Record excerpts -
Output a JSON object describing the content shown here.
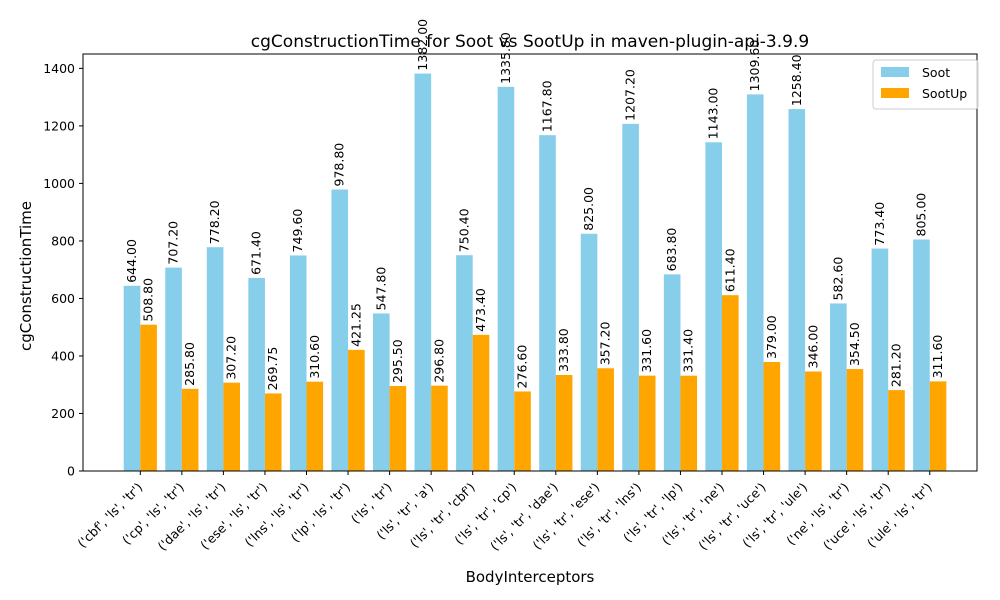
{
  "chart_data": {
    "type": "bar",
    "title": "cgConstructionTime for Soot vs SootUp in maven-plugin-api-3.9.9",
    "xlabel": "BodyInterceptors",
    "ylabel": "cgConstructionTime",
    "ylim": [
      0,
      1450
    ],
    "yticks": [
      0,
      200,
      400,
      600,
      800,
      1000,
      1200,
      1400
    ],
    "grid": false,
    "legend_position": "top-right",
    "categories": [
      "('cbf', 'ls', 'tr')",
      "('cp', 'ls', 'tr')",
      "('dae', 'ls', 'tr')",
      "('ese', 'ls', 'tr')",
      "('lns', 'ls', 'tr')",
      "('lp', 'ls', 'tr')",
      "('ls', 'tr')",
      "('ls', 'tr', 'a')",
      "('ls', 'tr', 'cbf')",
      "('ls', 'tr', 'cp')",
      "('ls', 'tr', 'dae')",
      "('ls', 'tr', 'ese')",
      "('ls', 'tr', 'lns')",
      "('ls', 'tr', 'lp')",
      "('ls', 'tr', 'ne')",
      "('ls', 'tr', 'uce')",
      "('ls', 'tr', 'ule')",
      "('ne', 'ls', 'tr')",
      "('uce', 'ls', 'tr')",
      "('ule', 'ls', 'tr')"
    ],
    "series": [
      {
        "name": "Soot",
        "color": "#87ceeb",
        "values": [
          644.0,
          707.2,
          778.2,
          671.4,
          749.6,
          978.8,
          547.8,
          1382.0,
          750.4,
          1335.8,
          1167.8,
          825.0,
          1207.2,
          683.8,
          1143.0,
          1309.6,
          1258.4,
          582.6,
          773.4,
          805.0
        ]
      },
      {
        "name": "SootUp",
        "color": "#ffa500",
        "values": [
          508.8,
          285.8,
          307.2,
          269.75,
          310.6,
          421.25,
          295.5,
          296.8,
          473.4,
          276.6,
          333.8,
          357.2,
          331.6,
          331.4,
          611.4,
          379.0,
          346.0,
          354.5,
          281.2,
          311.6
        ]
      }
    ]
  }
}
---
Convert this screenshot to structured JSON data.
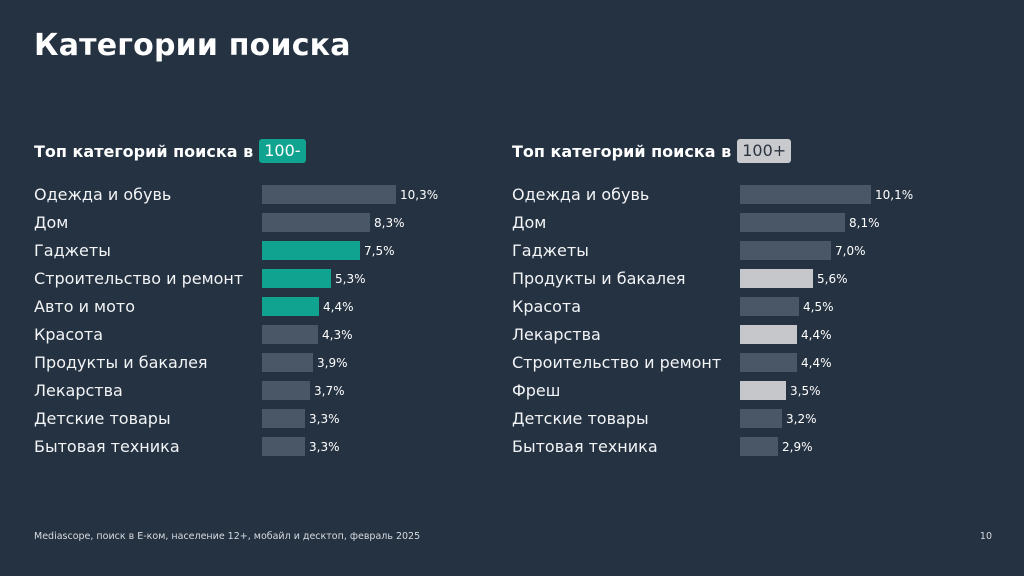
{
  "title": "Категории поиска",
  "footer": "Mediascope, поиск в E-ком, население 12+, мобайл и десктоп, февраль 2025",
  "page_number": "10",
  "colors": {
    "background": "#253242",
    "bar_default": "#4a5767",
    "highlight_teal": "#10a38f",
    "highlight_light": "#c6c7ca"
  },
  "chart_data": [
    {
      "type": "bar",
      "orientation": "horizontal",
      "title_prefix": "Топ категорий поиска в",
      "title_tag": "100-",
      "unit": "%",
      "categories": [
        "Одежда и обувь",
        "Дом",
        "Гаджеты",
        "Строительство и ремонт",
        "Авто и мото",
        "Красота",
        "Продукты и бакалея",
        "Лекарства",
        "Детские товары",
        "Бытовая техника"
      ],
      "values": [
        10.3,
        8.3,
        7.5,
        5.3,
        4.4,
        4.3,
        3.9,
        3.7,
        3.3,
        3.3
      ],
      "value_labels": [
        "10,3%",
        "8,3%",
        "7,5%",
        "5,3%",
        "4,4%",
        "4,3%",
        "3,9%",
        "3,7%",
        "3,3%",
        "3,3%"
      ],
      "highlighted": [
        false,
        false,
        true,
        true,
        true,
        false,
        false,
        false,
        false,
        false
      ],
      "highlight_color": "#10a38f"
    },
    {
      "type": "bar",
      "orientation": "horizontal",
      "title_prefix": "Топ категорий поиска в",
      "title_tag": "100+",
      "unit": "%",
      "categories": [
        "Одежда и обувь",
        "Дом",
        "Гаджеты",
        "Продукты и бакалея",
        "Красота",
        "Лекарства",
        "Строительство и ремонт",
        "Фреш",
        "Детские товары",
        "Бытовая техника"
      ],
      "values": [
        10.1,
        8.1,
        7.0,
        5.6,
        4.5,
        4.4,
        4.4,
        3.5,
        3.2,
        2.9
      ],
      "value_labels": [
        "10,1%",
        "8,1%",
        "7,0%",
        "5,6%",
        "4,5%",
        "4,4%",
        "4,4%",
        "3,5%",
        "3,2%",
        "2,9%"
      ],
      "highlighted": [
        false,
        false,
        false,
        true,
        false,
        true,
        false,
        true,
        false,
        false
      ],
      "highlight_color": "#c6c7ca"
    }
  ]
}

What you need to do -
Find the lines containing "cgConstructionTime" and list every one of them.

The result -
    "title": "cgConstructionTime for Soot vs SootUp in maven-plugin-api-3.9.9",
    "ylabel": "cgConstructionTime",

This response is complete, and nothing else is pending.